**Written request a**
In the cosmology passage, what fate is listed for a universe whose density is greater than 1?

There exist a scale factor when the univere is stationary \(H(t)=0\),

\[\begin{split} a_\max = \frac{\Omega_0}{\Omega_0 - 1}, \qquad H_0 > 0\\ a_\min = \frac{\Omega_0}{\Omega_0 - 1}, \qquad H_0 < 0 \end{split}\]

Let’s take a look at what happen when \(\Omega_0\) is great, less than, or equal to \(1\).

Density	Curvature	Fate
\(\Omega_0 < 1\)	\(\kappa =-1\)	Big Chill (\(\alpha \propto t\))
\(\Omega_0 = 1\)	\(\kappa = 0\)	Big Chill (\(\alpha \propto t^{2/3}\))
\(\Omega_0 > 1\)	\(\kappa = +1\)	Big Crunch

If \(\Omega_0 > 1\)
- then \(k = 1\) and the extrema scale factor is positive \(a>0\).
- that means there exist an extrema for both cases of initially expanding or contracting universe.
- for the initially expanding universe \(H_0 > 0\) an extrema will be reached at some time where \(a(t_\max) = a_\max\) and then begin to contract \(H(t) < 0\) for \(t > t_\max\).
- so say a universe that began with a Big Bang will eventually contract itself into its hot dense “ball” of matter. This contraction is known as the Big Crunch
If \(\Omega_0 = 1\)
- this is the matter dominated universe
- then \(k = 0\) and the extrema scale factor goes to infinity \(a \rightarrow \infty\) at the rate \(\alpha \propto t^{2/3}\)

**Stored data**
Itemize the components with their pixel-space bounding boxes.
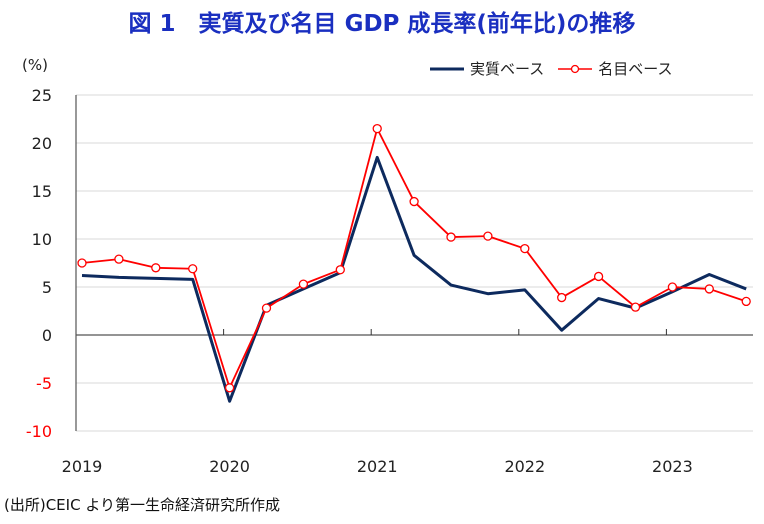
series-line-nominal <box>81 127 747 389</box>
legend-item-nominal: 名目ベース <box>558 58 673 79</box>
data-point-nominal <box>151 263 161 273</box>
x-tick-label: 2023 <box>652 457 693 476</box>
data-point-nominal <box>704 284 714 294</box>
data-point-nominal <box>114 254 124 264</box>
y-tick-label: -5 <box>36 374 52 393</box>
legend-item-real: 実質ベース <box>430 58 544 79</box>
x-tick-label: 2020 <box>209 457 250 476</box>
y-tick-label: 10 <box>32 230 52 249</box>
y-tick-label: 25 <box>32 86 52 105</box>
data-point-nominal <box>667 282 678 292</box>
data-point-nominal <box>446 232 456 242</box>
data-point-nominal <box>483 231 493 241</box>
data-point-nominal <box>298 279 309 289</box>
legend-label-nominal: 名目ベース <box>598 60 673 78</box>
data-point-nominal <box>261 303 272 313</box>
legend-line-real-icon <box>430 67 464 70</box>
data-point-nominal <box>77 258 87 268</box>
y-tick-label: -10 <box>26 422 52 441</box>
data-point-nominal <box>741 296 751 307</box>
data-point-nominal <box>520 243 530 254</box>
data-point-nominal <box>224 383 235 393</box>
data-point-nominal <box>372 123 382 134</box>
legend-label-real: 実質ベース <box>470 60 545 78</box>
data-point-nominal <box>630 302 641 312</box>
y-axis-unit: (%) <box>22 56 48 74</box>
data-point-nominal <box>409 196 419 207</box>
data-point-nominal <box>557 292 567 303</box>
y-tick-label: 0 <box>42 326 52 345</box>
data-point-nominal <box>593 271 604 282</box>
x-tick-label: 2021 <box>357 457 398 476</box>
data-point-nominal <box>188 264 198 274</box>
series-line-real <box>81 155 747 403</box>
y-tick-label: 20 <box>32 134 52 153</box>
x-tick-label: 2022 <box>504 457 545 476</box>
x-tick-label: 2019 <box>62 457 103 476</box>
legend-line-nominal-icon <box>558 64 593 73</box>
plot-area: 25 20 15 10 5 0 -5 -10 2019 2020 2021 2022 2023 <box>26 86 753 476</box>
chart-title: 図 1 実質及び名目 GDP 成長率(前年比)の推移 <box>128 11 636 37</box>
y-tick-label: 5 <box>42 278 52 297</box>
y-tick-label: 15 <box>32 182 52 201</box>
source-note: (出所)CEIC より第一生命経済研究所作成 <box>4 496 281 514</box>
legend: 実質ベース 名目ベース <box>430 58 673 79</box>
data-point-nominal <box>335 265 345 275</box>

**Written request b**
Reproduce the entries from the line containing "series-line-nominal <box>81 127 747 389</box>" down to the line containing "data-point-nominal <box>667 282 678 292</box>", including both of those lines.

**Task output a**
The Big Crunch.

**Task output b**
series-line-nominal <box>81 127 747 389</box>
legend-item-nominal: 名目ベース <box>558 58 673 79</box>
data-point-nominal <box>151 263 161 273</box>
x-tick-label: 2023 <box>652 457 693 476</box>
data-point-nominal <box>704 284 714 294</box>
data-point-nominal <box>114 254 124 264</box>
y-tick-label: -5 <box>36 374 52 393</box>
legend-item-real: 実質ベース <box>430 58 544 79</box>
x-tick-label: 2020 <box>209 457 250 476</box>
y-tick-label: 10 <box>32 230 52 249</box>
y-tick-label: 25 <box>32 86 52 105</box>
data-point-nominal <box>667 282 678 292</box>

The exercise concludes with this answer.